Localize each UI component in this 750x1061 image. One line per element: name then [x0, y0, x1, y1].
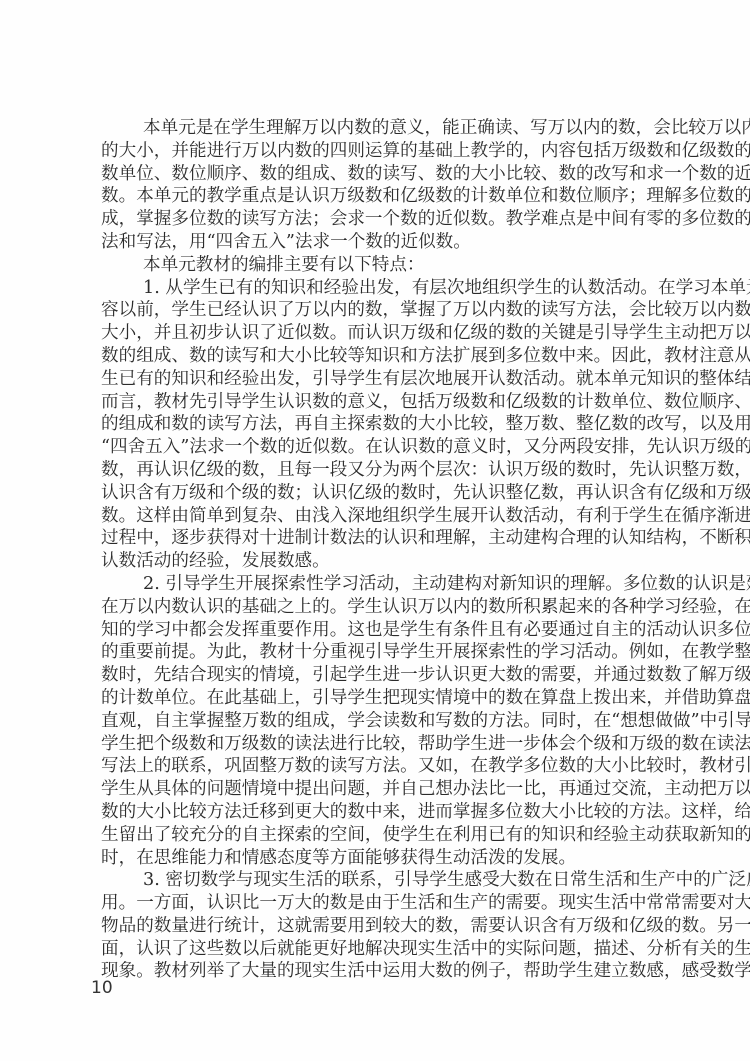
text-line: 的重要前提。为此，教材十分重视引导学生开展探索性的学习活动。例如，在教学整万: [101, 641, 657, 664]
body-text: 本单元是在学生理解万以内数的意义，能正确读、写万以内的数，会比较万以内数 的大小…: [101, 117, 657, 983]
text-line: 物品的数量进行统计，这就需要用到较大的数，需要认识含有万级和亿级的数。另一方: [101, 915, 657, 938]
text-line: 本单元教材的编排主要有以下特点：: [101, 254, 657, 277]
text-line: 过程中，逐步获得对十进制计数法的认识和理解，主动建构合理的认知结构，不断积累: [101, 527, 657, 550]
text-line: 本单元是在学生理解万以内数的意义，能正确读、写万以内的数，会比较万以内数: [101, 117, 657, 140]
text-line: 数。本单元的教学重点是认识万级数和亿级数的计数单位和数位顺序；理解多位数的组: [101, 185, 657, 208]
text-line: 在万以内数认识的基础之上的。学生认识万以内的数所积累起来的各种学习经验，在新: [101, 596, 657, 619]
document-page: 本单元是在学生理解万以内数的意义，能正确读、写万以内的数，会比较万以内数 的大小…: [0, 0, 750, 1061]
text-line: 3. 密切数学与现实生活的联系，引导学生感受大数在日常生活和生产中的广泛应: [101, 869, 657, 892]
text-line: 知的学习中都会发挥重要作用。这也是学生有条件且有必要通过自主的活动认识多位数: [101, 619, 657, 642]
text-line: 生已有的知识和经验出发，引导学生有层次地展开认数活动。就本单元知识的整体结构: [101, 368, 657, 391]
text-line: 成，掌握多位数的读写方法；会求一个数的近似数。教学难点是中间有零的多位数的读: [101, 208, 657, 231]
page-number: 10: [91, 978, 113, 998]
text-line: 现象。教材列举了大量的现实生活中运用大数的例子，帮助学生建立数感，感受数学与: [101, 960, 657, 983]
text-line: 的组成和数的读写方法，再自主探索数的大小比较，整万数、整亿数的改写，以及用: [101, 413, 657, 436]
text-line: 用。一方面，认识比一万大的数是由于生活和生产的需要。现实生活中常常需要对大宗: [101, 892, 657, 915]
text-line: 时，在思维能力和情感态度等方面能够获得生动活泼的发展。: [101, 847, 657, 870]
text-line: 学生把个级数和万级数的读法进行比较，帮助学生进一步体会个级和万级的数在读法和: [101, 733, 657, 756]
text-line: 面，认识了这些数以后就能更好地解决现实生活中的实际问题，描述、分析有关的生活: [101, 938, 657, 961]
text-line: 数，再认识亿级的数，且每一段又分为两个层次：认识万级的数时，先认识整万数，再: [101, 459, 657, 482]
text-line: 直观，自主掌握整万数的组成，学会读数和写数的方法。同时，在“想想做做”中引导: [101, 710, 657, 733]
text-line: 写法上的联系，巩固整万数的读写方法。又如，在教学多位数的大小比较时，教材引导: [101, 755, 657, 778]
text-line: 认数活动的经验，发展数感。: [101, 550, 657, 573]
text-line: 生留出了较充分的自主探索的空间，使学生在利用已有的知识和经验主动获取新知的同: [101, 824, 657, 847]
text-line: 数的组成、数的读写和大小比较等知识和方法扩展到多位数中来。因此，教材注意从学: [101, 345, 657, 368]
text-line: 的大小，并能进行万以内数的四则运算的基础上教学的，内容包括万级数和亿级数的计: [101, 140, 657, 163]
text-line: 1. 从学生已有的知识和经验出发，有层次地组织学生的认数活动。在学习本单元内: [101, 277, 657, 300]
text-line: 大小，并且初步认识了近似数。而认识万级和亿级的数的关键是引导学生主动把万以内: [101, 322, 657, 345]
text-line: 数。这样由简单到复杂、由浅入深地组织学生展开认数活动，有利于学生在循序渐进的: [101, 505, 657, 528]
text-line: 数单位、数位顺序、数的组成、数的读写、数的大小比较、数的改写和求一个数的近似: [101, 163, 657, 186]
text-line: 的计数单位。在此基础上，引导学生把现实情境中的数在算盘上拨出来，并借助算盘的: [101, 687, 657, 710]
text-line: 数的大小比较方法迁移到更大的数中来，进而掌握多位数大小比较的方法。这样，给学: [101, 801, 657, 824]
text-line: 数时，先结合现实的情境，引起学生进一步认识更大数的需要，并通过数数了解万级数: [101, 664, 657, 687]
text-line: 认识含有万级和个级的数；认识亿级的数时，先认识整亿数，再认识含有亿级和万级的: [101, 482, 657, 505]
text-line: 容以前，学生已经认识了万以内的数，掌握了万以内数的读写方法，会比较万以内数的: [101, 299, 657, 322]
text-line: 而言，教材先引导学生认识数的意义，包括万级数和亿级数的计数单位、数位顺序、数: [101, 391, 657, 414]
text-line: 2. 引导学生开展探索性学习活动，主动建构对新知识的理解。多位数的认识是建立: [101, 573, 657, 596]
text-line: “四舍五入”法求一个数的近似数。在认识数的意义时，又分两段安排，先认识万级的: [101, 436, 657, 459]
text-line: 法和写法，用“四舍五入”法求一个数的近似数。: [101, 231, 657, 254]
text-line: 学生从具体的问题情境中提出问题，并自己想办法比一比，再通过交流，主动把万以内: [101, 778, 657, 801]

---

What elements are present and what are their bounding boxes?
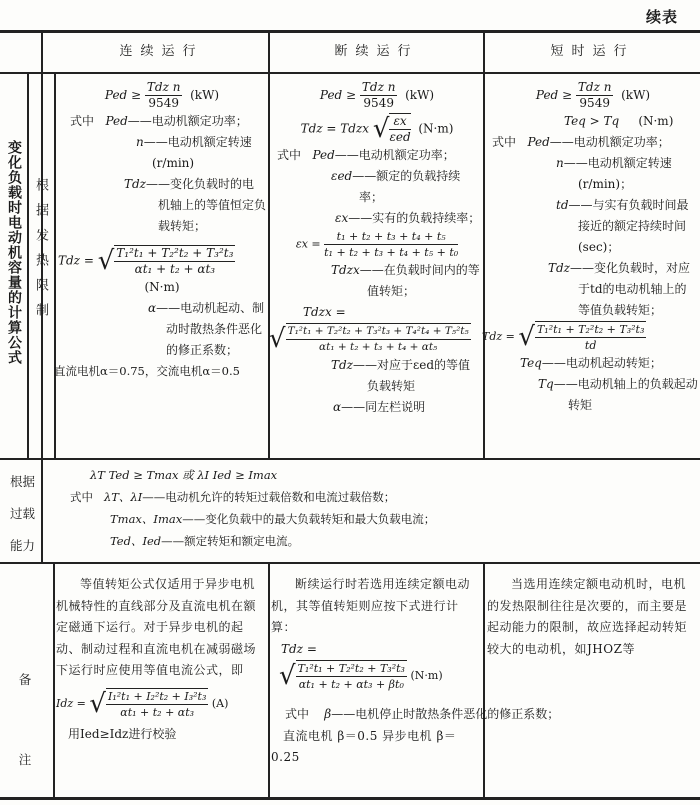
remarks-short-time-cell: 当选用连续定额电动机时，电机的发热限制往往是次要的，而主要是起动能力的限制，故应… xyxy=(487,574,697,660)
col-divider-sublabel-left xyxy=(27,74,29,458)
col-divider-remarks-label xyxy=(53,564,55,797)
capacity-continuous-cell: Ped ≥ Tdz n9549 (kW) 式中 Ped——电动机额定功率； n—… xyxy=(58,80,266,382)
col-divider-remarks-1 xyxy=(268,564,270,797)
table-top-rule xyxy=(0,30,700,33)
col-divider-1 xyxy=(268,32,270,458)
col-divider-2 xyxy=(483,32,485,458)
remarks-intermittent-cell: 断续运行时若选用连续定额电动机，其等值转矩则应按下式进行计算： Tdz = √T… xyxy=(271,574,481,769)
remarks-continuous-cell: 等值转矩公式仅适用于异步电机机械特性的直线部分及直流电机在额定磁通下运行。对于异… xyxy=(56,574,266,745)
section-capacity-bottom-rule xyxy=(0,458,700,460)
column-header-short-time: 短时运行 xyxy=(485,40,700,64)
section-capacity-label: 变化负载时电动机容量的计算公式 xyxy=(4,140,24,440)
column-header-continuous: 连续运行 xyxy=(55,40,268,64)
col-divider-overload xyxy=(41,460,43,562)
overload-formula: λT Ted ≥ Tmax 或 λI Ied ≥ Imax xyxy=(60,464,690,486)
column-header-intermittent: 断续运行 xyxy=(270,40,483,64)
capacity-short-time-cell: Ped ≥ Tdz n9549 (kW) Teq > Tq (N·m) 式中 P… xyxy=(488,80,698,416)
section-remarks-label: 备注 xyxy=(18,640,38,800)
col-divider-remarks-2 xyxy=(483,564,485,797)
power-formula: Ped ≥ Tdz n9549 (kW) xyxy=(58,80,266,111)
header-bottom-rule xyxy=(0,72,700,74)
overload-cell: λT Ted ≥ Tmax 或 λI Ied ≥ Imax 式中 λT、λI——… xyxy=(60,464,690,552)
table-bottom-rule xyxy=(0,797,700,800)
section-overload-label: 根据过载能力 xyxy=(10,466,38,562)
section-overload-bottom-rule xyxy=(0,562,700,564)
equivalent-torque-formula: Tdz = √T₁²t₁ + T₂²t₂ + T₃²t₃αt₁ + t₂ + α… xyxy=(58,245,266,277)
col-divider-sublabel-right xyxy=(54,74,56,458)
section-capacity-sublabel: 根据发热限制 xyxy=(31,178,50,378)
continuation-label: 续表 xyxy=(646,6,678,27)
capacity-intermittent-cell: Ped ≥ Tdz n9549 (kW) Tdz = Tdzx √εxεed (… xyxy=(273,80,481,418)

--

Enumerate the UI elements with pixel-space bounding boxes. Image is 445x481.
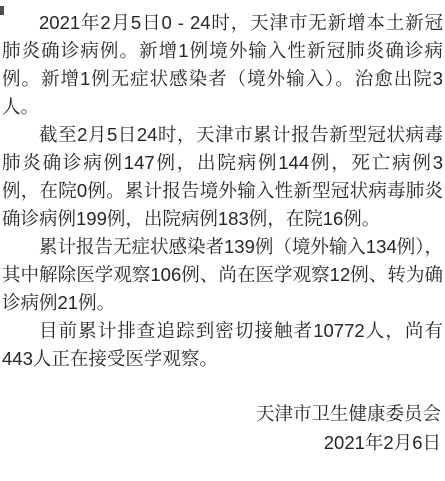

● Exercise instructions
Format the data from the line containing "Localize each UI" through the line containing "596, 657, 619]", both included, as a two-column CSV with the header instruction,response. Each request gets one row: its text goes under instruction and its answer under response, each in one quoted field with line breaks replaced by spaces, and the pictures are omitted.

● Full response
instruction,response
"Localize each UI component in this 750x1061 image. One line per element: name then [x0, y0, x1, y1].","text-line: 的重要前提。为此，教材十分重视引导学生开展探索性的学习活动。例如，在教学整万: [101, 641, 657, 664] body-text: 本单元是在学生理解万以内数的意义，能正确读、写万以内的数，会比较万以内数 的大小…: [101, 117, 657, 983] text-line: 物品的数量进行统计，这就需要用到较大的数，需要认识含有万级和亿级的数。另一方: [101, 915, 657, 938] text-line: 本单元教材的编排主要有以下特点：: [101, 254, 657, 277] text-line: 过程中，逐步获得对十进制计数法的认识和理解，主动建构合理的认知结构，不断积累: [101, 527, 657, 550] text-line: 本单元是在学生理解万以内数的意义，能正确读、写万以内的数，会比较万以内数: [101, 117, 657, 140] text-line: 数。本单元的教学重点是认识万级数和亿级数的计数单位和数位顺序；理解多位数的组: [101, 185, 657, 208] text-line: 在万以内数认识的基础之上的。学生认识万以内的数所积累起来的各种学习经验，在新: [101, 596, 657, 619]"